C'est dans ce contexte que la récente émergence, au sein de la science économique, d'une "nouvelle" école, "L'économie des conventions" (dont ce recueil dirigé par un de ses principaux animateurs, A. Orléan, présente les principales caractéristiques), nous vaut quelques prudentes raisons d'espérer : le paradigme "Standard-Etendu" (je reprends la formulation imagée d'O. Favereau) va-t-il enfin imploser, et la scienceéconomique va-t-elle récursivement s'intéresser aux conventions épistémologiques sur lesquelles elle repose (ce que j'appelle son "propre contrat social"). Peut-être ai-je tort de charger l'Economie des Conventions d'une si écrasante responsabilité (... "Scier la branche positive et familière sur laquelle la discipline est si bien installée depuis un siècle" !)? Ne lui demandons que d'être un signe précurseur annonçant la conception d'une future science de l'ingénierie des systèmes socio-économiques ! Mais prêtons attention à ces méditations épistémologiques encore bien peu visibles et souvent embryonnaires (R.J. Aumann ne parle-t-il pas de "mesures de l'irrationalite" p. 53 !) que propose cette étude, que l'on soit ou non économiste de profession (car il n'est pas nécessaire, rappelle G. Canguilhem, d'être épistémologue de profession pour faire profession d'épistémologie !).

L'Economie des conventions est née, nous rappelle A. Orléan dans les années 84-85, à l'initiative de quelques économistes, les uns attentifs à la légitimité épistémologique de leur discours, les autres à sa légitimité politique (politique de l'emploi). On sait le rôle décisif de quelques chercheurs du CREA et du C.E.E., et on se souvient peut-être de la première synthèse publiée par "La Revue Economique" en mars 1991. Le recueil publié ici fait donc le point de dix années de recherches consacrées à l'étude du "rôle joué par les formes non-marchandes de coordination, de production et d'allocation des ressources", recherches conduites prudemment au sein de la science économique institutionnelle. A. Orléan le rappelle scrupuleusement :

"Bien que de nombreux chercheurs, mais pas tous,... aient des positions "non standard", on ne trouvera nulle part un quelconque rejet de la littérature néoclassique ; bien au contraire, les développements de la théorie standard étendue sont au coeur de nombreuses analyses". Sans doute parce que tactiquement, il faut "jouer le jeu" de la convention tacite de la discipline, en ne se mettant pas en infraction avec le paradigme standard... étendu jusqu'aux conventions ?

+ + + + + + +

## [EXERCICE]
Reprenez le texte sur l'économie des conventions à la suite de sa dernière phrase et poursuivez-le. Les lignes placées plus bas viennent d'une autre source.

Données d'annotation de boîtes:

+ + + + + + +

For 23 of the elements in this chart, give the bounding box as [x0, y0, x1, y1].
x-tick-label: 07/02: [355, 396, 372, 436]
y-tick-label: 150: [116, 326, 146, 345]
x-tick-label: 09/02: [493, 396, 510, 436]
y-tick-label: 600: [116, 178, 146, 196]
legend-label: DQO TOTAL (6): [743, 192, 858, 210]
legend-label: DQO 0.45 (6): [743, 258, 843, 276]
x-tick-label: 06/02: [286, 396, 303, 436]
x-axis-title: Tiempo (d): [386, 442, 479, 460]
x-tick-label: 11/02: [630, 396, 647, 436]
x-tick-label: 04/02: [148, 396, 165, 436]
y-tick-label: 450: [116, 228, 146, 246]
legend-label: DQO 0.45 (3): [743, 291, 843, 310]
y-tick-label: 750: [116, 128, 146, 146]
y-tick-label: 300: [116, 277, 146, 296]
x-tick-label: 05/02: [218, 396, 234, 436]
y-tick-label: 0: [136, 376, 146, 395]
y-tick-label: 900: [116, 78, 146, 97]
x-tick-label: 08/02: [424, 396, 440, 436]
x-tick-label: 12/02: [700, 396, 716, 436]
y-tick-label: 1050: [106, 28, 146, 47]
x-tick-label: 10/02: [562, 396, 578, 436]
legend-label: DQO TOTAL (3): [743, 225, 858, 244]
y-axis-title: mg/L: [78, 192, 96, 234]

+ + + + + + +

## [RÉSULTAT]
Confessons que cette prudence irrite souvent ! Robin Marris reprochait il y a peu à H.A. Simon, l'erreur tactique qu'il avait commise en 1956 en appelant "Bounded Rationality" les formes de rationalités autres que formellement et strictement déductives ! Cette prudence académique a été payée d'un prix élevé puisque ce n'est que depuis quelques années que les économistes commencent à comprendre que "Bounded Rationality" ne se traduit nullement par "Rationalité Limitée" (ce qui, a la lettre, ne veut rien dire), mais Rationalité Internalisée, (engendrée à l'intérieur du système cognitif, et non pas externe, importée des cours de logique déductive formelle) ; Robin Marrisproposait de le traduire par "Rationalité Intelligente" ; ce qui, bien que pertinent à la lettre, aurait sans doute eu également des effets pervers, les tenants de la rationalité déductive risquant d'en conclure que par complémentation, ils prônaient une "Rationalité Bête" (ce qu'ils n'auraient guère apprécié, malgré leur prétention à la rigueur objective !). (Voir M. Egidi et R. Marris, éds : "Economics, bounded rationality and the cognitive revolution", 1992, p. 198). H.A. Simon, on le sait, a proposé à partir de 1976 l'expression "Rationalité Procédurale", et c'est sans doute l'expression qui sera retenue ; mais en lisant les tentatives de plusieurs des auteurs de ce livre pour inventer ex nihilo, en méconnaissant apparemment les définitions de H.A. Simon, des rationalités "interactives" (J.P. Ponssard), ou "stratégiques", ou "paradoxales" (R. Salais) ou "internalistes" (J. Ferejohn et D. Satz), voir une "irrationalité inspirée par la rationalité limitée... avec main tremblante" (R. Aumann), sans que jamais soient argumentées épistémologiquement ces conceptions très intuitives du processus cognitif de traitement de symboles, on se prend à souhaiter une sorte d'ascèse collective au sein de la corporation des économistes, qu'ils soient conventionalistes ou néoclassiques.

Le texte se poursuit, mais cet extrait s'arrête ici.